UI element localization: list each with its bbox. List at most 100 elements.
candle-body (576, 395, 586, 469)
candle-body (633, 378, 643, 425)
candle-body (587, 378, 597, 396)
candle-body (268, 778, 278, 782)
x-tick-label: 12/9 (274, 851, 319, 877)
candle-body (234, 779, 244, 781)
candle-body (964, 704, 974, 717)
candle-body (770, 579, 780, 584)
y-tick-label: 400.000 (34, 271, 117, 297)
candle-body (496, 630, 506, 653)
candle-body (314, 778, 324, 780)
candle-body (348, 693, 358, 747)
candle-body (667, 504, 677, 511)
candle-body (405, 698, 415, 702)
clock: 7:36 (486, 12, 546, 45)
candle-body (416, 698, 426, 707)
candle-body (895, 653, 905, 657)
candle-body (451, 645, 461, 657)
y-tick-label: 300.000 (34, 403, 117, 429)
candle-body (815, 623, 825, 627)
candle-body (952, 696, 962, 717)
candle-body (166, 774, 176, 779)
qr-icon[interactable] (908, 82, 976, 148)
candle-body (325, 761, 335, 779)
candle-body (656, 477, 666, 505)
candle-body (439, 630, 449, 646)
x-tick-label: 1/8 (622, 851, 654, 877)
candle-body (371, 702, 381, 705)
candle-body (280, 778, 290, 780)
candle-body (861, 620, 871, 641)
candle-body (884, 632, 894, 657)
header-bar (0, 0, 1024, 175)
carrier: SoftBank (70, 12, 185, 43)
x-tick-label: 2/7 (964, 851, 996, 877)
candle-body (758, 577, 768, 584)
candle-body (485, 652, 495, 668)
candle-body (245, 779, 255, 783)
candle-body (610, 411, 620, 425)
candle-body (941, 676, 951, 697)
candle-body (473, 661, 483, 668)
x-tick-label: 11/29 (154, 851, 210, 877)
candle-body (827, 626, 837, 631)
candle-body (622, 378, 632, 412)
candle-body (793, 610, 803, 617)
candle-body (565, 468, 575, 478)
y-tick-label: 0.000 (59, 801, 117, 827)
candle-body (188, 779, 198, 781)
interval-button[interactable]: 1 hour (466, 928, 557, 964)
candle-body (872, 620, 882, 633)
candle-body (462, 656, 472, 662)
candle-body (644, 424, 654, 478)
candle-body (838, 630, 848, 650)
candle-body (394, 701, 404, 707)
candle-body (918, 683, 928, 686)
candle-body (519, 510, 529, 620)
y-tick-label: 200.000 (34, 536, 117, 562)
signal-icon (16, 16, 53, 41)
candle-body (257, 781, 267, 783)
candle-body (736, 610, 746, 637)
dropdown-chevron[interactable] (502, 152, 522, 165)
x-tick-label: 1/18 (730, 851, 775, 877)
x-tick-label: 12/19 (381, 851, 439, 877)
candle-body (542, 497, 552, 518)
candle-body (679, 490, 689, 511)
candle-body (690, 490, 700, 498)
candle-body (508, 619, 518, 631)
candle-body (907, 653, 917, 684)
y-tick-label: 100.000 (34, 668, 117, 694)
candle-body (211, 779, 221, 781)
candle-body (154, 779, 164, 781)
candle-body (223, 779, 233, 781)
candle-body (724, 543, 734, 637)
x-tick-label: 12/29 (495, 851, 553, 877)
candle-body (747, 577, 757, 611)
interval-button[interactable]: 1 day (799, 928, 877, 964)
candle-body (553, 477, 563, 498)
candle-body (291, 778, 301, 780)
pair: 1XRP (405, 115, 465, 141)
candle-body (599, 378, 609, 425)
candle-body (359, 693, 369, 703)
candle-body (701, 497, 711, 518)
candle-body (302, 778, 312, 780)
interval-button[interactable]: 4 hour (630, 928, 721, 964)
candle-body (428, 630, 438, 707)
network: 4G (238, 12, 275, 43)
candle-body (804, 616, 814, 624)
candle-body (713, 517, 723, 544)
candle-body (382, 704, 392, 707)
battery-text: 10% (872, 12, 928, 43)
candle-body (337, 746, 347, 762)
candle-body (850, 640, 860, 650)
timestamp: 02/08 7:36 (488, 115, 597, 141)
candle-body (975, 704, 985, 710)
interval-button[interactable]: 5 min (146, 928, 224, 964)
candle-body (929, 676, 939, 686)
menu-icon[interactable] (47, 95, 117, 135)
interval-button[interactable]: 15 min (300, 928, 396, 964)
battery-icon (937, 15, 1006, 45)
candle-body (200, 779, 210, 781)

════════

Copy the material above line for line, without changing any character.

UI element localization: list each with its bbox. List at most 100 elements.
candle-body (576, 395, 586, 469)
candle-body (633, 378, 643, 425)
candle-body (587, 378, 597, 396)
candle-body (268, 778, 278, 782)
x-tick-label: 12/9 (274, 851, 319, 877)
candle-body (234, 779, 244, 781)
candle-body (964, 704, 974, 717)
candle-body (770, 579, 780, 584)
y-tick-label: 400.000 (34, 271, 117, 297)
candle-body (496, 630, 506, 653)
candle-body (314, 778, 324, 780)
candle-body (348, 693, 358, 747)
candle-body (667, 504, 677, 511)
candle-body (405, 698, 415, 702)
clock: 7:36 (486, 12, 546, 45)
candle-body (416, 698, 426, 707)
candle-body (895, 653, 905, 657)
candle-body (451, 645, 461, 657)
y-tick-label: 300.000 (34, 403, 117, 429)
candle-body (815, 623, 825, 627)
candle-body (952, 696, 962, 717)
candle-body (166, 774, 176, 779)
qr-icon[interactable] (908, 82, 976, 148)
candle-body (325, 761, 335, 779)
candle-body (656, 477, 666, 505)
candle-body (439, 630, 449, 646)
x-tick-label: 1/8 (622, 851, 654, 877)
candle-body (371, 702, 381, 705)
candle-body (280, 778, 290, 780)
candle-body (861, 620, 871, 641)
candle-body (884, 632, 894, 657)
header-bar (0, 0, 1024, 175)
carrier: SoftBank (70, 12, 185, 43)
x-tick-label: 2/7 (964, 851, 996, 877)
candle-body (758, 577, 768, 584)
candle-body (485, 652, 495, 668)
candle-body (245, 779, 255, 783)
candle-body (610, 411, 620, 425)
candle-body (941, 676, 951, 697)
candle-body (473, 661, 483, 668)
x-tick-label: 11/29 (154, 851, 210, 877)
candle-body (827, 626, 837, 631)
candle-body (622, 378, 632, 412)
candle-body (793, 610, 803, 617)
candle-body (565, 468, 575, 478)
y-tick-label: 0.000 (59, 801, 117, 827)
candle-body (188, 779, 198, 781)
interval-button[interactable]: 1 hour (466, 928, 557, 964)
candle-body (872, 620, 882, 633)
candle-body (462, 656, 472, 662)
candle-body (644, 424, 654, 478)
candle-body (838, 630, 848, 650)
candle-body (394, 701, 404, 707)
candle-body (918, 683, 928, 686)
candle-body (519, 510, 529, 620)
y-tick-label: 200.000 (34, 536, 117, 562)
signal-icon (16, 16, 53, 41)
candle-body (257, 781, 267, 783)
candle-body (736, 610, 746, 637)
dropdown-chevron[interactable] (502, 152, 522, 165)
x-tick-label: 1/18 (730, 851, 775, 877)
x-tick-label: 12/19 (381, 851, 439, 877)
candle-body (542, 497, 552, 518)
candle-body (679, 490, 689, 511)
candle-body (690, 490, 700, 498)
candle-body (508, 619, 518, 631)
candle-body (907, 653, 917, 684)
y-tick-label: 100.000 (34, 668, 117, 694)
candle-body (211, 779, 221, 781)
candle-body (154, 779, 164, 781)
candle-body (223, 779, 233, 781)
candle-body (724, 543, 734, 637)
x-tick-label: 12/29 (495, 851, 553, 877)
candle-body (747, 577, 757, 611)
interval-button[interactable]: 1 day (799, 928, 877, 964)
candle-body (553, 477, 563, 498)
candle-body (291, 778, 301, 780)
pair: 1XRP (405, 115, 465, 141)
candle-body (599, 378, 609, 425)
candle-body (359, 693, 369, 703)
candle-body (701, 497, 711, 518)
candle-body (302, 778, 312, 780)
interval-button[interactable]: 4 hour (630, 928, 721, 964)
candle-body (428, 630, 438, 707)
network: 4G (238, 12, 275, 43)
candle-body (804, 616, 814, 624)
candle-body (713, 517, 723, 544)
candle-body (382, 704, 392, 707)
battery-text: 10% (872, 12, 928, 43)
candle-body (337, 746, 347, 762)
candle-body (850, 640, 860, 650)
timestamp: 02/08 7:36 (488, 115, 597, 141)
candle-body (975, 704, 985, 710)
interval-button[interactable]: 5 min (146, 928, 224, 964)
candle-body (929, 676, 939, 686)
menu-icon[interactable] (47, 95, 117, 135)
interval-button[interactable]: 15 min (300, 928, 396, 964)
battery-icon (937, 15, 1006, 45)
candle-body (200, 779, 210, 781)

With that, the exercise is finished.